Given records:
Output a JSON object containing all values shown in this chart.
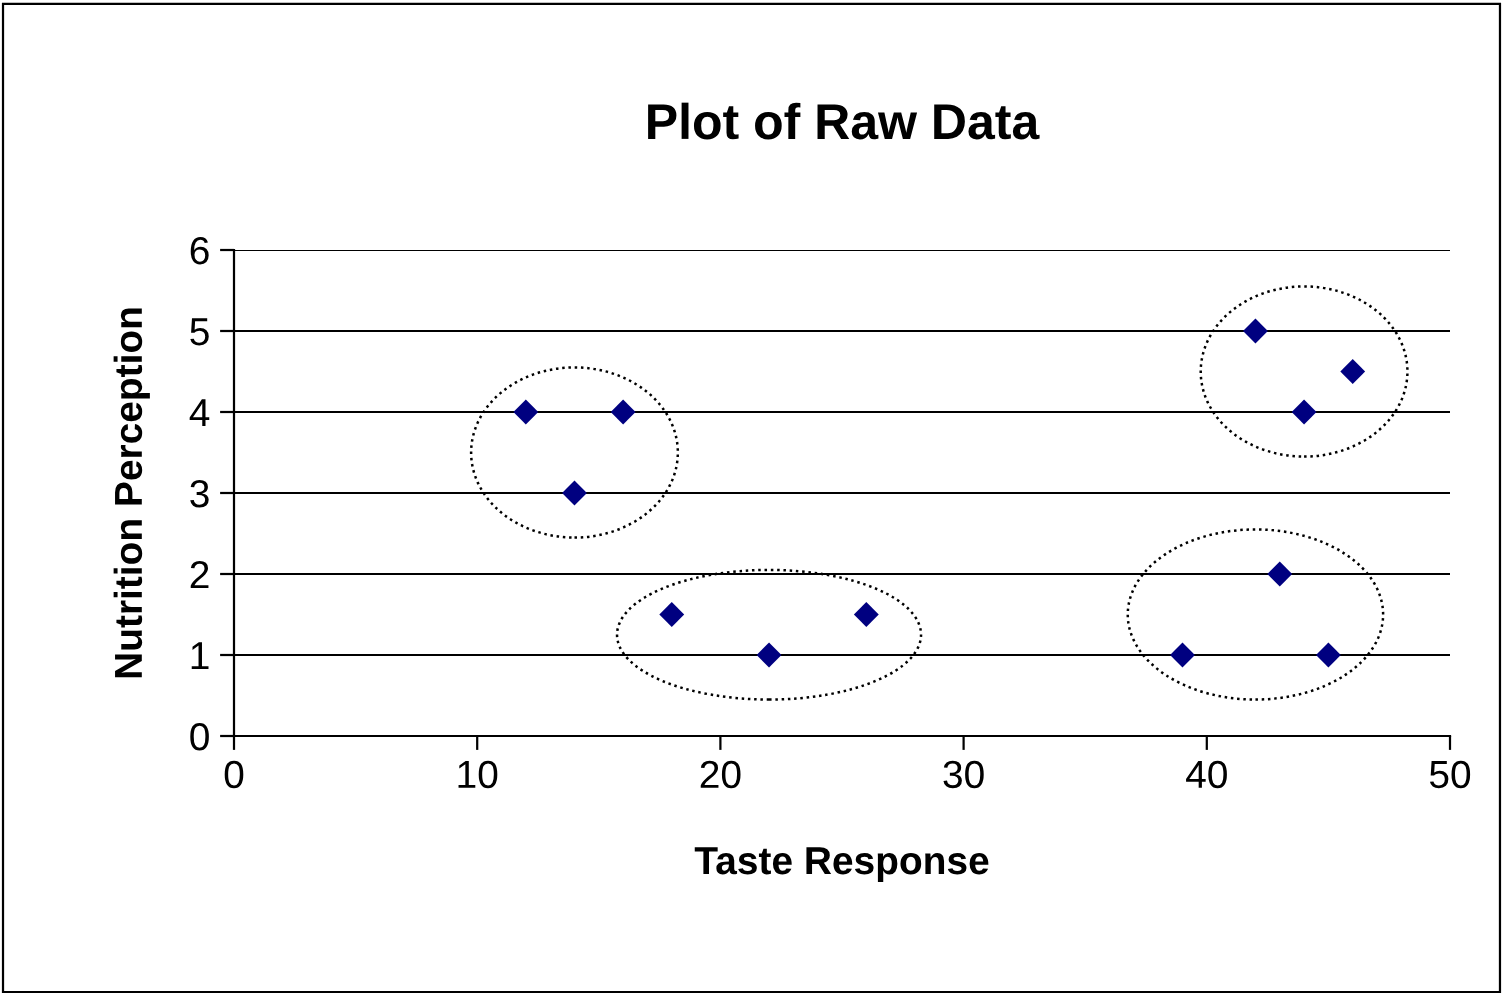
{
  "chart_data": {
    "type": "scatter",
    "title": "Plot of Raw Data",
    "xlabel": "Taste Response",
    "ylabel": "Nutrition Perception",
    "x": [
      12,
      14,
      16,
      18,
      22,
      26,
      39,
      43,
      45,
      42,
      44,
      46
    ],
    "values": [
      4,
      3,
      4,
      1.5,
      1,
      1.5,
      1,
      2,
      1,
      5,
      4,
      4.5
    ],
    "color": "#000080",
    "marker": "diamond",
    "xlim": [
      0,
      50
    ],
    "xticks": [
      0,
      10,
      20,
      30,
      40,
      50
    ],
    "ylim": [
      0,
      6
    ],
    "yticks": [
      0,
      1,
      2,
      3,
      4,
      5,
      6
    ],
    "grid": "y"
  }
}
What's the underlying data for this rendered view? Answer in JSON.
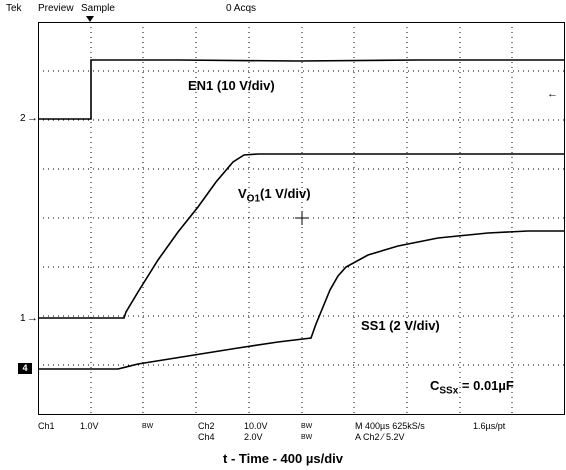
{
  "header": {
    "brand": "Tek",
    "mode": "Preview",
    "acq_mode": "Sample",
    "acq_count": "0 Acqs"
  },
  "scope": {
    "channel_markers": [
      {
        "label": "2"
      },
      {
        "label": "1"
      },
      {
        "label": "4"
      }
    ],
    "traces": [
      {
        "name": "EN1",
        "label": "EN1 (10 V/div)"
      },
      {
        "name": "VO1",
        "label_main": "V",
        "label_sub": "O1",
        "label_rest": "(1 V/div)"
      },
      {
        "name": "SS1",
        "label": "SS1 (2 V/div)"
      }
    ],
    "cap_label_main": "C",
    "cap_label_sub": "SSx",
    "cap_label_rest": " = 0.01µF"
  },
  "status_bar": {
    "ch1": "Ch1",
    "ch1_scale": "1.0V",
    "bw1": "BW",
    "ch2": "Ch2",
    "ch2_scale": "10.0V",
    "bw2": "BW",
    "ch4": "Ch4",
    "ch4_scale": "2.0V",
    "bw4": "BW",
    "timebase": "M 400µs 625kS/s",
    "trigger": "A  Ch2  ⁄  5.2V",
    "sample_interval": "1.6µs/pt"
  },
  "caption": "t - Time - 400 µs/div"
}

Exercise objective:
Copy the records exactly. Skip the pictures.

Output below:
Output a JSON object containing all values shown in this chart.
{
  "chart_data": {
    "type": "scatter",
    "title": "Plot of Raw Data",
    "xlabel": "Taste Response",
    "ylabel": "Nutrition Perception",
    "x": [
      12,
      14,
      16,
      18,
      22,
      26,
      39,
      43,
      45,
      42,
      44,
      46
    ],
    "values": [
      4,
      3,
      4,
      1.5,
      1,
      1.5,
      1,
      2,
      1,
      5,
      4,
      4.5
    ],
    "color": "#000080",
    "marker": "diamond",
    "xlim": [
      0,
      50
    ],
    "xticks": [
      0,
      10,
      20,
      30,
      40,
      50
    ],
    "ylim": [
      0,
      6
    ],
    "yticks": [
      0,
      1,
      2,
      3,
      4,
      5,
      6
    ],
    "grid": "y"
  }
}
What's the underlying data for this rendered view? Answer in JSON.
{
  "header": {
    "brand": "Tek",
    "mode": "Preview",
    "acq_mode": "Sample",
    "acq_count": "0 Acqs"
  },
  "scope": {
    "channel_markers": [
      {
        "label": "2"
      },
      {
        "label": "1"
      },
      {
        "label": "4"
      }
    ],
    "traces": [
      {
        "name": "EN1",
        "label": "EN1 (10 V/div)"
      },
      {
        "name": "VO1",
        "label_main": "V",
        "label_sub": "O1",
        "label_rest": "(1 V/div)"
      },
      {
        "name": "SS1",
        "label": "SS1 (2 V/div)"
      }
    ],
    "cap_label_main": "C",
    "cap_label_sub": "SSx",
    "cap_label_rest": " = 0.01µF"
  },
  "status_bar": {
    "ch1": "Ch1",
    "ch1_scale": "1.0V",
    "bw1": "BW",
    "ch2": "Ch2",
    "ch2_scale": "10.0V",
    "bw2": "BW",
    "ch4": "Ch4",
    "ch4_scale": "2.0V",
    "bw4": "BW",
    "timebase": "M 400µs 625kS/s",
    "trigger": "A  Ch2  ⁄  5.2V",
    "sample_interval": "1.6µs/pt"
  },
  "caption": "t - Time - 400 µs/div"
}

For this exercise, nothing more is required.